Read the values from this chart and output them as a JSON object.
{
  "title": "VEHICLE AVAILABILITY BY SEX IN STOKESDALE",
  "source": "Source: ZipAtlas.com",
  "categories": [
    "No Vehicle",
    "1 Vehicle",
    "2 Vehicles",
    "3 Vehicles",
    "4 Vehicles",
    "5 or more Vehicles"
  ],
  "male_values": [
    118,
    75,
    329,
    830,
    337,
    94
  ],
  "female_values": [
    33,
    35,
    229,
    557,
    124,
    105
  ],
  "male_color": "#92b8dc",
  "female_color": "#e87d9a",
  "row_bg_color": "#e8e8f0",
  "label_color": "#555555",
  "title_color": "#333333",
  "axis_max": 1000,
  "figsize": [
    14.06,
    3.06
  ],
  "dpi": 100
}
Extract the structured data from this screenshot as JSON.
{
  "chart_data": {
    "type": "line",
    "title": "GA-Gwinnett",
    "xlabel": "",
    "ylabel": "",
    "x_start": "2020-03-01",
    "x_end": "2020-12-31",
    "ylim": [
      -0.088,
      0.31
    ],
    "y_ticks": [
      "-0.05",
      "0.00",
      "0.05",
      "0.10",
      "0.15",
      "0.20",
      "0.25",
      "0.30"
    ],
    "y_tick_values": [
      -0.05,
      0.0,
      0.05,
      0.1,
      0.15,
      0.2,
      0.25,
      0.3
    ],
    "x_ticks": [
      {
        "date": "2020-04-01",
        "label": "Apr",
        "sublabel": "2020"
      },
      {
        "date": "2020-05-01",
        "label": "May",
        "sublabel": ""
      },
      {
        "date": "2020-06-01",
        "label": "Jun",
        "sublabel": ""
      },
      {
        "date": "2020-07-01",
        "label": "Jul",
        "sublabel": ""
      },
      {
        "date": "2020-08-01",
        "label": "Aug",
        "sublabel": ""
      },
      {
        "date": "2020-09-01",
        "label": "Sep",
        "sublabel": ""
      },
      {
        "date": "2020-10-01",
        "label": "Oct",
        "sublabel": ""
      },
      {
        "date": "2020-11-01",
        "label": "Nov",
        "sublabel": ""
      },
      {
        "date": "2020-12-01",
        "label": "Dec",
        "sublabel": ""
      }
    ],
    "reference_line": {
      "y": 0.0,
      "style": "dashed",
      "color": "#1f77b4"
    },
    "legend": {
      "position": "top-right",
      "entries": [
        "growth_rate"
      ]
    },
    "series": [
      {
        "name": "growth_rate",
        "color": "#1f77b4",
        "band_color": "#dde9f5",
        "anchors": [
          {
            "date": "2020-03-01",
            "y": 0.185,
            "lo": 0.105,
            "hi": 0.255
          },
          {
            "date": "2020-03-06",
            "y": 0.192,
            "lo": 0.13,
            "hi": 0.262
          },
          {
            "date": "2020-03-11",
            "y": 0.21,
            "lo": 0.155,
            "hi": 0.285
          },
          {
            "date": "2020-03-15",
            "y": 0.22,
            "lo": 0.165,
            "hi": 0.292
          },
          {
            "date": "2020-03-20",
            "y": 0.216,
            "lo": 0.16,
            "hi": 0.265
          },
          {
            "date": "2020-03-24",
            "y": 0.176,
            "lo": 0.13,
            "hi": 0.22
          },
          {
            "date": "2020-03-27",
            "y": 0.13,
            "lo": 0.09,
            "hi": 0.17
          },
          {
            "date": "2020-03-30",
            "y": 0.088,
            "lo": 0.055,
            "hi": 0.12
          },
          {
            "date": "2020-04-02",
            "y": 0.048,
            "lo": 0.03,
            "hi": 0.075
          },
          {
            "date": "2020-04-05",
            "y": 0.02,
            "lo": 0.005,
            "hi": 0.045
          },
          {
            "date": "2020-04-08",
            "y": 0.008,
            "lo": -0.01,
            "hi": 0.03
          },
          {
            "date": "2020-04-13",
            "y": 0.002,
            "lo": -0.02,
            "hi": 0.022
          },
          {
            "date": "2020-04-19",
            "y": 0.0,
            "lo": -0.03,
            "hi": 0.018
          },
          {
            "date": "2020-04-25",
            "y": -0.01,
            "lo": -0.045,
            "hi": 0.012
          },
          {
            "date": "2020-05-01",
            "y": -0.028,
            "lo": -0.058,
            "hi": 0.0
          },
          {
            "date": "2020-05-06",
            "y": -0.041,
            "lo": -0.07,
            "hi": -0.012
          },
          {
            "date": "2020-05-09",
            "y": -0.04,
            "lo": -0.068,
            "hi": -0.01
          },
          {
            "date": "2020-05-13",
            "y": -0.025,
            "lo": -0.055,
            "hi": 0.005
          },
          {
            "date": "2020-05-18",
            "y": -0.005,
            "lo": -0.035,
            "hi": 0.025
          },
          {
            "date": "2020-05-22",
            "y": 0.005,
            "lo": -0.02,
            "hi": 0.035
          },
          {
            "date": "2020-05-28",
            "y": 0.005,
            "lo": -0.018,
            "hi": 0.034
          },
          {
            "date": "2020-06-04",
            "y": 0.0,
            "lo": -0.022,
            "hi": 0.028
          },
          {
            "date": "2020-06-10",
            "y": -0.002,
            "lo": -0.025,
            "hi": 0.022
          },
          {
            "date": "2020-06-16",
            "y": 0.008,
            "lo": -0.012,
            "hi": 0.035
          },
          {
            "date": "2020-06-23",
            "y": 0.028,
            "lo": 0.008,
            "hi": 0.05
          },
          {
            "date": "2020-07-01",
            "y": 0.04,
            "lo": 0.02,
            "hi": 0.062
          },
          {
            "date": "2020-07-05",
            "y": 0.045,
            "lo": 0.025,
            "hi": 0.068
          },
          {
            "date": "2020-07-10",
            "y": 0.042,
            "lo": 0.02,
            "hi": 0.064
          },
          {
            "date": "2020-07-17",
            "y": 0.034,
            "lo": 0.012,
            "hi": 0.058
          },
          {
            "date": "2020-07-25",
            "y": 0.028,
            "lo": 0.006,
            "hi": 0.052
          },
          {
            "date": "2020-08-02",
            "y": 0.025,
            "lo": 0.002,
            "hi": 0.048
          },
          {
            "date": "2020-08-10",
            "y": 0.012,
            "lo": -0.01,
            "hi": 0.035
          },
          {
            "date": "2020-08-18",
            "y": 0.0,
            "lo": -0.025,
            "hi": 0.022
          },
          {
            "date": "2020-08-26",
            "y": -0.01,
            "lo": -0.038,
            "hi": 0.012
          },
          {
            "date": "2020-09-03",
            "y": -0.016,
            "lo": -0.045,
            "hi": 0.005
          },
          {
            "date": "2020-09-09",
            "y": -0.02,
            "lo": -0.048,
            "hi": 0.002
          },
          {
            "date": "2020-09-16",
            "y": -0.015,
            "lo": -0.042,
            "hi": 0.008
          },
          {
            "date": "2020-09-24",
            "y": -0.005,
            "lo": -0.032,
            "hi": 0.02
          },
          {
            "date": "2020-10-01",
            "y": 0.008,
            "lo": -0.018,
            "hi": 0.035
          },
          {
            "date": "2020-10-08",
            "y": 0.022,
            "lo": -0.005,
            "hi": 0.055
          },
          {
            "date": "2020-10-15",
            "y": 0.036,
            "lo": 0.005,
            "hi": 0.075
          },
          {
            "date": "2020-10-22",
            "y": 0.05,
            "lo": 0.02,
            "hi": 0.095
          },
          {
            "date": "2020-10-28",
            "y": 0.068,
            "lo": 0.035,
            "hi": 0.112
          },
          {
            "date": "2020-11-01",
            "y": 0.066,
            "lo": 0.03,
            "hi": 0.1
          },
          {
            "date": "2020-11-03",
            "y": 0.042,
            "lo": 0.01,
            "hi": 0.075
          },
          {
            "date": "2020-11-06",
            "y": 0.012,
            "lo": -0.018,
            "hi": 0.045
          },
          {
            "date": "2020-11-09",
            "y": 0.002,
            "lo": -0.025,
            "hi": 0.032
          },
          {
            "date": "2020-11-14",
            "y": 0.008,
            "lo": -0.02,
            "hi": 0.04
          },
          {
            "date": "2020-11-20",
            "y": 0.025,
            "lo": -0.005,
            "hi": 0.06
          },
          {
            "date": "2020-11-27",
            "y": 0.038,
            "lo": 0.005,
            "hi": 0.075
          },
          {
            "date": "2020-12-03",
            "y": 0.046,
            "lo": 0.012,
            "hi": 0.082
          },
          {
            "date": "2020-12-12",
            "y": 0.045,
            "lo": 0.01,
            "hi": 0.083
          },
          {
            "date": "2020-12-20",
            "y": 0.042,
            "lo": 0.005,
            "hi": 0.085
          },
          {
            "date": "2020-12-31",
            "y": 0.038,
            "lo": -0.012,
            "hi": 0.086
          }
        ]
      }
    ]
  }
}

**YOUR INSTRUCTIONS**
Tell how many lines in the material contain the word "this". Only the number is wanted.

**FINAL RESULT**
2